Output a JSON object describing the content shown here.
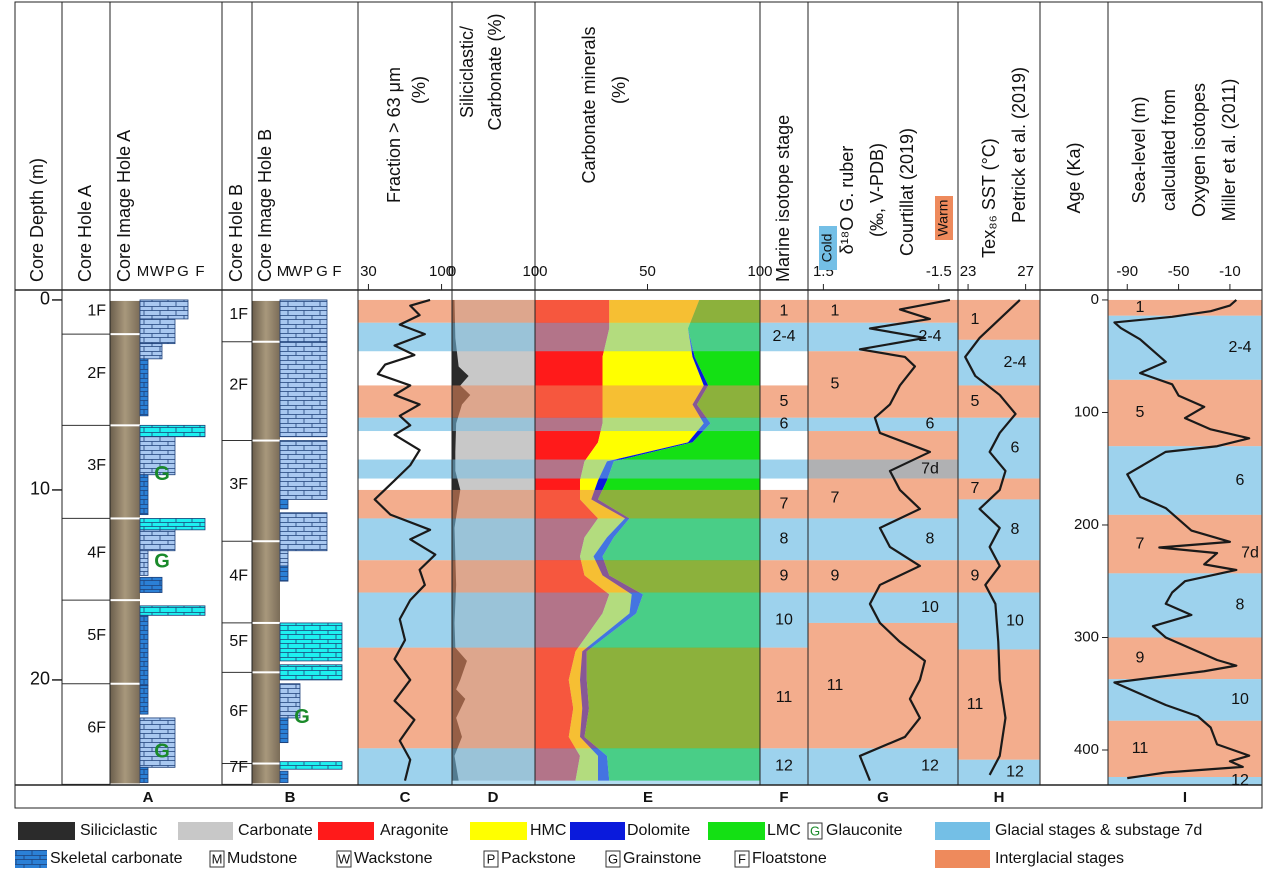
{
  "depth_axis": {
    "label": "Core Depth (m)",
    "lim": [
      -0.26,
      25.53
    ],
    "ticks": [
      0,
      10,
      20
    ]
  },
  "age_axis": {
    "label": "Age (Ka)",
    "lim": [
      -4.4,
      431.1
    ],
    "ticks": [
      0,
      100,
      200,
      300,
      400
    ]
  },
  "stage_kinds": {
    "cold": {
      "name": "Glacial stages & substage 7d",
      "color": "#74bfe6"
    },
    "warm": {
      "name": "Interglacial stages",
      "color": "#ee8a5c"
    },
    "substage": {
      "color": "#8e9093"
    }
  },
  "headers": {
    "A": [
      "Core Hole A"
    ],
    "Aimg": [
      "Core Image Hole A"
    ],
    "B": [
      "Core Hole B"
    ],
    "Bimg": [
      "Core Image Hole B"
    ]
  },
  "textures": [
    {
      "code": "M",
      "name": "Mudstone"
    },
    {
      "code": "W",
      "name": "Wackstone"
    },
    {
      "code": "P",
      "name": "Packstone"
    },
    {
      "code": "G",
      "name": "Grainstone"
    },
    {
      "code": "F",
      "name": "Floatstone"
    }
  ],
  "lithology_colors": {
    "light": "#a9c8f0",
    "dark": "#2b80d6",
    "cyan": "#1ef0f0"
  },
  "skeletal": "Skeletal carbonate",
  "glauconite": {
    "label": "G",
    "name": "Glauconite",
    "color": "#1a8a2a",
    "A": [
      9.2,
      13.8,
      23.8
    ],
    "B": [
      22.0
    ]
  },
  "cores": {
    "A": {
      "sections": [
        {
          "label": "1F",
          "from": 0,
          "to": 1.8
        },
        {
          "label": "2F",
          "from": 1.8,
          "to": 6.6
        },
        {
          "label": "3F",
          "from": 6.6,
          "to": 11.5
        },
        {
          "label": "4F",
          "from": 11.5,
          "to": 15.8
        },
        {
          "label": "5F",
          "from": 15.8,
          "to": 20.2
        },
        {
          "label": "6F",
          "from": 20.2,
          "to": 25.5
        }
      ],
      "lithology": [
        {
          "from": 0,
          "to": 1,
          "texture": "G",
          "kind": "light"
        },
        {
          "from": 1,
          "to": 2.3,
          "texture": "P",
          "kind": "light"
        },
        {
          "from": 2.3,
          "to": 3.1,
          "texture": "W",
          "kind": "light"
        },
        {
          "from": 3.1,
          "to": 6.1,
          "texture": "M",
          "kind": "dark"
        },
        {
          "from": 6.6,
          "to": 7.2,
          "texture": "F",
          "kind": "cyan"
        },
        {
          "from": 7.2,
          "to": 9.2,
          "texture": "P",
          "kind": "light"
        },
        {
          "from": 9.2,
          "to": 11.3,
          "texture": "M",
          "kind": "dark"
        },
        {
          "from": 11.5,
          "to": 12.1,
          "texture": "F",
          "kind": "cyan"
        },
        {
          "from": 12.1,
          "to": 13.2,
          "texture": "P",
          "kind": "light"
        },
        {
          "from": 13.2,
          "to": 14.5,
          "texture": "M",
          "kind": "light"
        },
        {
          "from": 14.6,
          "to": 15.4,
          "texture": "W",
          "kind": "dark"
        },
        {
          "from": 16.1,
          "to": 16.6,
          "texture": "F",
          "kind": "cyan"
        },
        {
          "from": 16.6,
          "to": 20.3,
          "texture": "M",
          "kind": "dark"
        },
        {
          "from": 20.3,
          "to": 21.8,
          "texture": "M",
          "kind": "dark"
        },
        {
          "from": 22,
          "to": 24.6,
          "texture": "P",
          "kind": "light"
        },
        {
          "from": 24.6,
          "to": 25.4,
          "texture": "M",
          "kind": "dark"
        }
      ]
    },
    "B": {
      "sections": [
        {
          "label": "1F",
          "from": 0,
          "to": 2.2
        },
        {
          "label": "2F",
          "from": 2.2,
          "to": 7.4
        },
        {
          "label": "3F",
          "from": 7.4,
          "to": 12.7
        },
        {
          "label": "4F",
          "from": 12.7,
          "to": 17
        },
        {
          "label": "5F",
          "from": 17,
          "to": 19.6
        },
        {
          "label": "6F",
          "from": 19.6,
          "to": 24.4
        },
        {
          "label": "7F",
          "from": 24.4,
          "to": 25.5
        }
      ],
      "lithology": [
        {
          "from": 0,
          "to": 2.2,
          "texture": "G",
          "kind": "light"
        },
        {
          "from": 2.2,
          "to": 7.2,
          "texture": "G",
          "kind": "light"
        },
        {
          "from": 7.4,
          "to": 10.5,
          "texture": "G",
          "kind": "light"
        },
        {
          "from": 10.5,
          "to": 11,
          "texture": "M",
          "kind": "dark"
        },
        {
          "from": 11.2,
          "to": 13.2,
          "texture": "G",
          "kind": "light"
        },
        {
          "from": 13.2,
          "to": 14,
          "texture": "M",
          "kind": "light"
        },
        {
          "from": 14,
          "to": 14.8,
          "texture": "M",
          "kind": "dark"
        },
        {
          "from": 17,
          "to": 19,
          "texture": "F",
          "kind": "cyan"
        },
        {
          "from": 19.2,
          "to": 20,
          "texture": "F",
          "kind": "cyan"
        },
        {
          "from": 20.2,
          "to": 22,
          "texture": "W",
          "kind": "light"
        },
        {
          "from": 22,
          "to": 23.3,
          "texture": "M",
          "kind": "dark"
        },
        {
          "from": 24.3,
          "to": 24.7,
          "texture": "F",
          "kind": "cyan"
        },
        {
          "from": 24.8,
          "to": 25.4,
          "texture": "M",
          "kind": "dark"
        }
      ]
    }
  },
  "panels": {
    "C": {
      "letter": "C",
      "header": [
        "Fraction > 63 μm",
        "(%)"
      ],
      "xlim": [
        20,
        110
      ],
      "xticks": [
        30,
        100
      ],
      "color": "#1a1a1a",
      "depth": [
        0,
        0.3,
        0.8,
        1.3,
        1.8,
        2.4,
        2.9,
        3.4,
        3.9,
        4.5,
        5,
        5.5,
        6.1,
        6.6,
        7.1,
        7.9,
        8.7,
        9.5,
        10.5,
        11.3,
        12.1,
        12.6,
        13.4,
        14.2,
        15,
        15.8,
        16.8,
        17.9,
        18.9,
        20,
        21.1,
        22.1,
        23.2,
        24.2,
        25.3
      ],
      "values": [
        89,
        70,
        79,
        60,
        84,
        55,
        74,
        46,
        39,
        70,
        55,
        79,
        60,
        70,
        55,
        79,
        70,
        55,
        36,
        51,
        89,
        70,
        94,
        79,
        84,
        70,
        60,
        65,
        55,
        70,
        55,
        74,
        60,
        70,
        65
      ]
    },
    "D": {
      "letter": "D",
      "header": [
        "Siliciclastic/",
        "Carbonate (%)"
      ],
      "xlim": [
        0,
        100
      ],
      "xticks": [
        0,
        100
      ],
      "depth": [
        0,
        2,
        3.5,
        4,
        4.5,
        5,
        5.5,
        6.5,
        8,
        9,
        10,
        12,
        15,
        17,
        18.3,
        19,
        20,
        20.5,
        21,
        22,
        23,
        24,
        25.3
      ],
      "series": [
        {
          "name": "Siliciclastic",
          "color": "#2b2b2b",
          "values": [
            3,
            4,
            8,
            20,
            10,
            22,
            12,
            5,
            4,
            4,
            10,
            3,
            5,
            3,
            4,
            18,
            10,
            5,
            16,
            5,
            12,
            3,
            8
          ]
        },
        {
          "name": "Carbonate",
          "color": "#c8c8c8"
        }
      ]
    },
    "E": {
      "letter": "E",
      "header": [
        "Carbonate minerals",
        "(%)"
      ],
      "xlim": [
        0,
        100
      ],
      "xticks": [
        0,
        50,
        100
      ],
      "depth": [
        0,
        1.5,
        3,
        4.5,
        5.5,
        6.5,
        7.5,
        8.5,
        9.5,
        10.5,
        11.5,
        12.5,
        13.5,
        14.5,
        15.5,
        16.5,
        18.5,
        20,
        21.5,
        23,
        24,
        25.3
      ],
      "series": [
        {
          "name": "Aragonite",
          "color": "#ff1a1a",
          "values": [
            33,
            33,
            30,
            30,
            30,
            30,
            28,
            22,
            20,
            20,
            28,
            22,
            20,
            22,
            33,
            30,
            18,
            15,
            17,
            15,
            20,
            18
          ]
        },
        {
          "name": "HMC",
          "color": "#ffff00",
          "values": [
            40,
            35,
            40,
            45,
            40,
            45,
            40,
            10,
            8,
            5,
            12,
            10,
            6,
            8,
            10,
            12,
            3,
            5,
            4,
            5,
            8,
            10
          ]
        },
        {
          "name": "Dolomite",
          "color": "#0a1adc",
          "values": [
            0,
            0,
            1,
            2,
            2,
            3,
            2,
            3,
            4,
            3,
            2,
            3,
            4,
            3,
            5,
            3,
            2,
            3,
            3,
            2,
            4,
            5
          ]
        },
        {
          "name": "LMC",
          "color": "#14e014",
          "values": [
            27,
            32,
            29,
            23,
            28,
            22,
            30,
            65,
            68,
            72,
            58,
            65,
            70,
            67,
            52,
            55,
            77,
            77,
            76,
            78,
            68,
            67
          ]
        }
      ]
    },
    "F": {
      "letter": "F",
      "header": [
        "Marine isotope stage"
      ],
      "bands": [
        {
          "from": 0,
          "to": 1.2,
          "kind": "warm",
          "label": "1"
        },
        {
          "from": 1.2,
          "to": 2.7,
          "kind": "cold",
          "label": "2-4"
        },
        {
          "from": 4.5,
          "to": 6.2,
          "kind": "warm",
          "label": "5"
        },
        {
          "from": 6.2,
          "to": 6.9,
          "kind": "cold",
          "label": "6"
        },
        {
          "from": 8.4,
          "to": 9.4,
          "kind": "cold",
          "label": null
        },
        {
          "from": 10,
          "to": 11.5,
          "kind": "warm",
          "label": "7"
        },
        {
          "from": 11.5,
          "to": 13.7,
          "kind": "cold",
          "label": "8"
        },
        {
          "from": 13.7,
          "to": 15.4,
          "kind": "warm",
          "label": "9"
        },
        {
          "from": 15.4,
          "to": 18.3,
          "kind": "cold",
          "label": "10"
        },
        {
          "from": 18.3,
          "to": 23.6,
          "kind": "warm",
          "label": "11"
        },
        {
          "from": 23.6,
          "to": 25.5,
          "kind": "cold",
          "label": "12"
        }
      ]
    },
    "G": {
      "letter": "G",
      "header": [
        "δ¹⁸O G. ruber",
        "(‰, V-PDB)",
        "Courtillat (2019)"
      ],
      "tags": [
        "Cold",
        "Warm"
      ],
      "xlim": [
        1.9,
        -2.0
      ],
      "xticks": [
        1.5,
        -1.5
      ],
      "color": "#1a1a1a",
      "depth": [
        0,
        0.5,
        1,
        1.5,
        2,
        2.6,
        3,
        3.5,
        4.5,
        5.5,
        6.2,
        7,
        8,
        9,
        10,
        11,
        12,
        13,
        14,
        15,
        16,
        17,
        18,
        19,
        20,
        21,
        22,
        23,
        24,
        25.3
      ],
      "values": [
        -1.79,
        -0.49,
        -1.27,
        0.29,
        -1.14,
        0.55,
        -0.62,
        -0.88,
        -0.49,
        -0.23,
        0.16,
        0.03,
        -1.27,
        -0.23,
        -0.49,
        -1.01,
        0.03,
        -0.23,
        -1.01,
        0.03,
        0.29,
        0.03,
        -0.49,
        -1.14,
        -1.01,
        -0.75,
        -1.01,
        -0.62,
        0.55,
        0.29
      ],
      "bands": [
        {
          "from": 0,
          "to": 1.2,
          "kind": "warm",
          "label": "1"
        },
        {
          "from": 1.2,
          "to": 2.7,
          "kind": "cold",
          "label": "2-4"
        },
        {
          "from": 2.7,
          "to": 6.2,
          "kind": "warm",
          "label": "5"
        },
        {
          "from": 6.2,
          "to": 6.9,
          "kind": "cold",
          "label": "6"
        },
        {
          "from": 6.9,
          "to": 8.4,
          "kind": "warm",
          "label": null
        },
        {
          "from": 8.4,
          "to": 9.4,
          "kind": "substage",
          "label": "7d"
        },
        {
          "from": 9.4,
          "to": 11.5,
          "kind": "warm",
          "label": "7"
        },
        {
          "from": 11.5,
          "to": 13.7,
          "kind": "cold",
          "label": "8"
        },
        {
          "from": 13.7,
          "to": 15.4,
          "kind": "warm",
          "label": "9"
        },
        {
          "from": 15.4,
          "to": 17,
          "kind": "cold",
          "label": "10"
        },
        {
          "from": 17,
          "to": 23.6,
          "kind": "warm",
          "label": "11"
        },
        {
          "from": 23.6,
          "to": 25.5,
          "kind": "cold",
          "label": "12"
        }
      ]
    },
    "H": {
      "letter": "H",
      "header": [
        "Tex₈₆ SST (°C)",
        "Petrick et al. (2019)"
      ],
      "xlim": [
        22.3,
        28.0
      ],
      "xticks": [
        23,
        27
      ],
      "color": "#1a1a1a",
      "depth": [
        0,
        0.5,
        1,
        2,
        3,
        4,
        5,
        6,
        7,
        8,
        9,
        10,
        11,
        12,
        13,
        14,
        15,
        16,
        18,
        20,
        22,
        24,
        25
      ],
      "values": [
        26.6,
        25.9,
        25.2,
        23.8,
        22.8,
        23.5,
        25.2,
        26.3,
        25.2,
        24.5,
        25.6,
        25.2,
        23.8,
        25.2,
        24.5,
        25.2,
        24.2,
        24.9,
        25.1,
        25.2,
        25.6,
        25.2,
        24.5
      ],
      "bands": [
        {
          "from": 0,
          "to": 2.1,
          "kind": "warm",
          "label": "1"
        },
        {
          "from": 2.1,
          "to": 4.5,
          "kind": "cold",
          "label": "2-4"
        },
        {
          "from": 4.5,
          "to": 6.2,
          "kind": "warm",
          "label": "5"
        },
        {
          "from": 6.2,
          "to": 9.4,
          "kind": "cold",
          "label": "6"
        },
        {
          "from": 9.4,
          "to": 10.5,
          "kind": "warm",
          "label": "7"
        },
        {
          "from": 10.5,
          "to": 13.7,
          "kind": "cold",
          "label": "8"
        },
        {
          "from": 13.7,
          "to": 15.4,
          "kind": "warm",
          "label": "9"
        },
        {
          "from": 15.4,
          "to": 18.4,
          "kind": "cold",
          "label": "10"
        },
        {
          "from": 18.4,
          "to": 24.2,
          "kind": "warm",
          "label": "11"
        },
        {
          "from": 24.2,
          "to": 25.5,
          "kind": "cold",
          "label": "12"
        }
      ]
    },
    "I": {
      "letter": "I",
      "header": [
        "Sea-level (m)",
        "calculated from",
        "Oxygen isotopes",
        "Miller et al. (2011)"
      ],
      "xlim": [
        -105,
        15
      ],
      "xticks": [
        -90,
        -50,
        -10
      ],
      "color": "#1a1a1a",
      "age": [
        0,
        5,
        10,
        15,
        20,
        25,
        35,
        45,
        55,
        65,
        75,
        85,
        95,
        105,
        115,
        123,
        130,
        135,
        145,
        155,
        165,
        175,
        185,
        195,
        205,
        215,
        220,
        225,
        235,
        240,
        250,
        260,
        270,
        280,
        290,
        300,
        310,
        320,
        325,
        330,
        340,
        350,
        360,
        370,
        380,
        395,
        405,
        410,
        415,
        420,
        425
      ],
      "values": [
        -5,
        -10,
        -25,
        -55,
        -100,
        -95,
        -80,
        -70,
        -60,
        -80,
        -55,
        -50,
        -30,
        -45,
        -25,
        5,
        -20,
        -60,
        -75,
        -90,
        -85,
        -80,
        -60,
        -50,
        -40,
        -10,
        -65,
        -20,
        -30,
        -5,
        -45,
        -55,
        -60,
        -40,
        -70,
        -60,
        -40,
        -20,
        -5,
        -30,
        -100,
        -80,
        -60,
        -35,
        -25,
        -20,
        5,
        -10,
        0,
        -60,
        -90
      ],
      "bands": [
        {
          "from": 0,
          "to": 14,
          "kind": "warm",
          "label": "1"
        },
        {
          "from": 14,
          "to": 71,
          "kind": "cold",
          "label": "2-4"
        },
        {
          "from": 71,
          "to": 130,
          "kind": "warm",
          "label": "5"
        },
        {
          "from": 130,
          "to": 191,
          "kind": "cold",
          "label": "6"
        },
        {
          "from": 191,
          "to": 243,
          "kind": "warm",
          "label": "7"
        },
        {
          "from": 243,
          "to": 300,
          "kind": "cold",
          "label": "8"
        },
        {
          "from": 300,
          "to": 337,
          "kind": "warm",
          "label": "9"
        },
        {
          "from": 337,
          "to": 374,
          "kind": "cold",
          "label": "10"
        },
        {
          "from": 374,
          "to": 424,
          "kind": "warm",
          "label": "11"
        },
        {
          "from": 424,
          "to": 431,
          "kind": "cold",
          "label": "12"
        }
      ],
      "notes": [
        {
          "label": "7d",
          "age": 225
        }
      ]
    }
  },
  "core_letters": {
    "A": "A",
    "B": "B"
  }
}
********
» **Aim of the task**:
Show each line of the data that contains the string "Siliciclastic".

» **The response**:
        "Siliciclastic/",
          "name": "Siliciclastic",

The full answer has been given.